Dataset entries:
************
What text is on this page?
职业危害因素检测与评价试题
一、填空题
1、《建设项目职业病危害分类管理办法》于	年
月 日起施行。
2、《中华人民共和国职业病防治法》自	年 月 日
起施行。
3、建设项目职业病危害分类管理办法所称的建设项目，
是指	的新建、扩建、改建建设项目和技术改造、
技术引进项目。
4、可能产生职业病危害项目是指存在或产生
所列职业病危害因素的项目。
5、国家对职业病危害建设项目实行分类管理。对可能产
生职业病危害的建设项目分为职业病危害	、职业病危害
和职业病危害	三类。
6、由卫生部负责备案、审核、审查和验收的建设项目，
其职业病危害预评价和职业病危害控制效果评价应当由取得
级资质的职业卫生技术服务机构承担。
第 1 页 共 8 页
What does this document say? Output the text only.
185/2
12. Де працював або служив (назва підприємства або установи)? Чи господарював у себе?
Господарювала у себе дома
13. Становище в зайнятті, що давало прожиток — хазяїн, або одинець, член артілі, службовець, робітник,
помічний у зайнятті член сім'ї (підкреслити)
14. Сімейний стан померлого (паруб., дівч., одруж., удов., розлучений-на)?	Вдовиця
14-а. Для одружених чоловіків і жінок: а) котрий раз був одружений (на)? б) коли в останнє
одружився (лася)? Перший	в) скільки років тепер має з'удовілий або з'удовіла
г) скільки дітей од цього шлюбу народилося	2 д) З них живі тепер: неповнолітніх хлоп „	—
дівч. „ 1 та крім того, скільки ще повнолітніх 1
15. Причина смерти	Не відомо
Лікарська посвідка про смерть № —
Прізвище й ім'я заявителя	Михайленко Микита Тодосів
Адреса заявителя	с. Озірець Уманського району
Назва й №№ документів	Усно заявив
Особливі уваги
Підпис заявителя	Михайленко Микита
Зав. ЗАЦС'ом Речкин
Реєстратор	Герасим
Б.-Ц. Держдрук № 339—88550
************
◆ What the task requires ◆
Restate every line of the data word for word.

◆ Expected answer ◆
What text is on this page?
职业危害因素检测与评价试题
一、填空题
1、《建设项目职业病危害分类管理办法》于	年
月 日起施行。
2、《中华人民共和国职业病防治法》自	年 月 日
起施行。
3、建设项目职业病危害分类管理办法所称的建设项目，
是指	的新建、扩建、改建建设项目和技术改造、
技术引进项目。
4、可能产生职业病危害项目是指存在或产生
所列职业病危害因素的项目。
5、国家对职业病危害建设项目实行分类管理。对可能产
生职业病危害的建设项目分为职业病危害	、职业病危害
和职业病危害	三类。
6、由卫生部负责备案、审核、审查和验收的建设项目，
其职业病危害预评价和职业病危害控制效果评价应当由取得
级资质的职业卫生技术服务机构承担。
第 1 页 共 8 页
What does this document say? Output the text only.
185/2
12. Де працював або служив (назва підприємства або установи)? Чи господарював у себе?
Господарювала у себе дома
13. Становище в зайнятті, що давало прожиток — хазяїн, або одинець, член артілі, службовець, робітник,
помічний у зайнятті член сім'ї (підкреслити)
14. Сімейний стан померлого (паруб., дівч., одруж., удов., розлучений-на)?	Вдовиця
14-а. Для одружених чоловіків і жінок: а) котрий раз був одружений (на)? б) коли в останнє
одружився (лася)? Перший	в) скільки років тепер має з'удовілий або з'удовіла
г) скільки дітей од цього шлюбу народилося	2 д) З них живі тепер: неповнолітніх хлоп „	—
дівч. „ 1 та крім того, скільки ще повнолітніх 1
15. Причина смерти	Не відомо
Лікарська посвідка про смерть № —
Прізвище й ім'я заявителя	Михайленко Микита Тодосів
Адреса заявителя	с. Озірець Уманського району
Назва й №№ документів	Усно заявив
Особливі уваги
Підпис заявителя	Михайленко Микита
Зав. ЗАЦС'ом Речкин
Реєстратор	Герасим
Б.-Ц. Держдрук № 339—88550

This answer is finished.